## TASK GOAL
Write out the entries below once more, exactly, with the pictures left out.

■ ■ ■

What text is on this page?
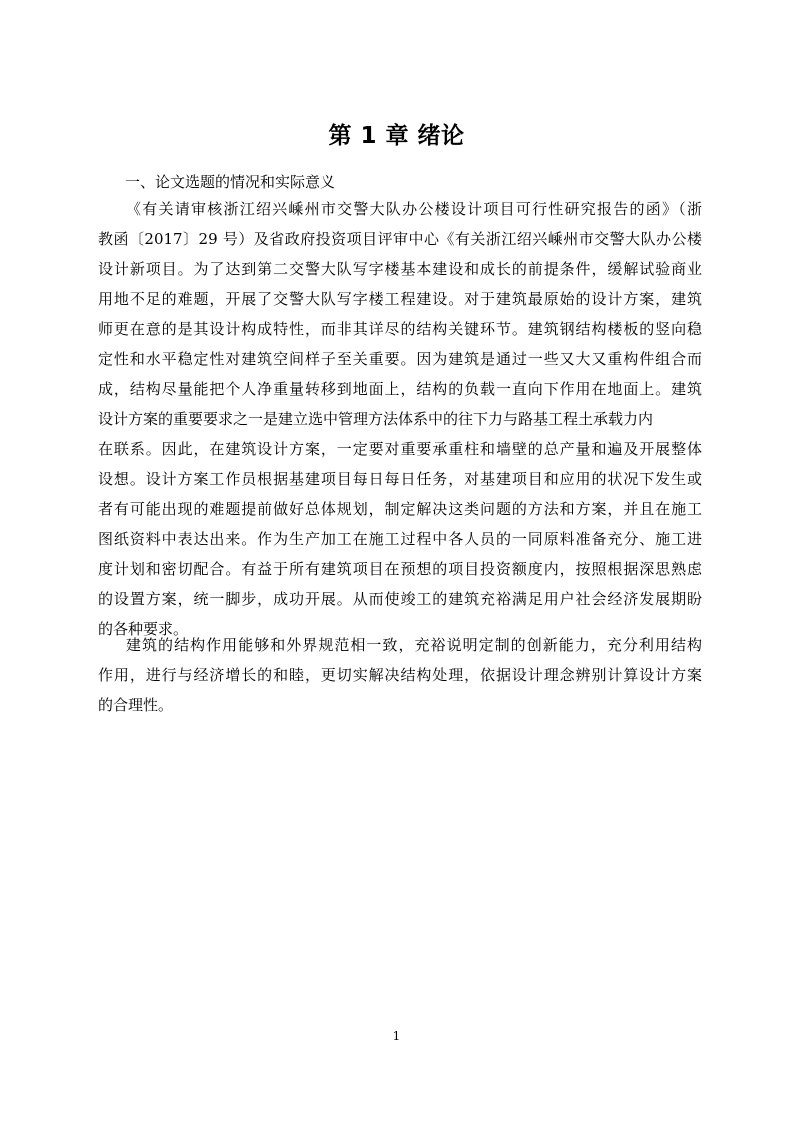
第 1 章 绪论
一、论文选题的情况和实际意义
《有关请审核浙江绍兴嵊州市交警大队办公楼设计项目可行性研究报告的函》（浙
教函〔2017〕29 号）及省政府投资项目评审中心《有关浙江绍兴嵊州市交警大队办公楼
设计新项目。为了达到第二交警大队写字楼基本建设和成长的前提条件，缓解试验商业
用地不足的难题，开展了交警大队写字楼工程建设。对于建筑最原始的设计方案，建筑
师更在意的是其设计构成特性，而非其详尽的结构关键环节。建筑钢结构楼板的竖向稳
定性和水平稳定性对建筑空间样子至关重要。因为建筑是通过一些又大又重构件组合而
成，结构尽量能把个人净重量转移到地面上，结构的负载一直向下作用在地面上。建筑
设计方案的重要要求之一是建立选中管理方法体系中的往下力与路基工程土承载力内
在联系。因此，在建筑设计方案，一定要对重要承重柱和墙壁的总产量和遍及开展整体
设想。设计方案工作员根据基建项目每日每日任务，对基建项目和应用的状况下发生或
者有可能出现的难题提前做好总体规划，制定解决这类问题的方法和方案，并且在施工
图纸资料中表达出来。作为生产加工在施工过程中各人员的一同原料准备充分、施工进
度计划和密切配合。有益于所有建筑项目在预想的项目投资额度内，按照根据深思熟虑
的设置方案，统一脚步，成功开展。从而使竣工的建筑充裕满足用户社会经济发展期盼
的各种要求。
建筑的结构作用能够和外界规范相一致，充裕说明定制的创新能力，充分利用结构
作用，进行与经济增长的和睦，更切实解决结构处理，依据设计理念辨别计算设计方案
的合理性。
1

■ ■ ■

## PROBLEM SOLUTION
What text is on this page?
第 1 章 绪论
一、论文选题的情况和实际意义
《有关请审核浙江绍兴嵊州市交警大队办公楼设计项目可行性研究报告的函》（浙
教函〔2017〕29 号）及省政府投资项目评审中心《有关浙江绍兴嵊州市交警大队办公楼
设计新项目。为了达到第二交警大队写字楼基本建设和成长的前提条件，缓解试验商业
用地不足的难题，开展了交警大队写字楼工程建设。对于建筑最原始的设计方案，建筑
师更在意的是其设计构成特性，而非其详尽的结构关键环节。建筑钢结构楼板的竖向稳
定性和水平稳定性对建筑空间样子至关重要。因为建筑是通过一些又大又重构件组合而
成，结构尽量能把个人净重量转移到地面上，结构的负载一直向下作用在地面上。建筑
设计方案的重要要求之一是建立选中管理方法体系中的往下力与路基工程土承载力内
在联系。因此，在建筑设计方案，一定要对重要承重柱和墙壁的总产量和遍及开展整体
设想。设计方案工作员根据基建项目每日每日任务，对基建项目和应用的状况下发生或
者有可能出现的难题提前做好总体规划，制定解决这类问题的方法和方案，并且在施工
图纸资料中表达出来。作为生产加工在施工过程中各人员的一同原料准备充分、施工进
度计划和密切配合。有益于所有建筑项目在预想的项目投资额度内，按照根据深思熟虑
的设置方案，统一脚步，成功开展。从而使竣工的建筑充裕满足用户社会经济发展期盼
的各种要求。
建筑的结构作用能够和外界规范相一致，充裕说明定制的创新能力，充分利用结构
作用，进行与经济增长的和睦，更切实解决结构处理，依据设计理念辨别计算设计方案
的合理性。
1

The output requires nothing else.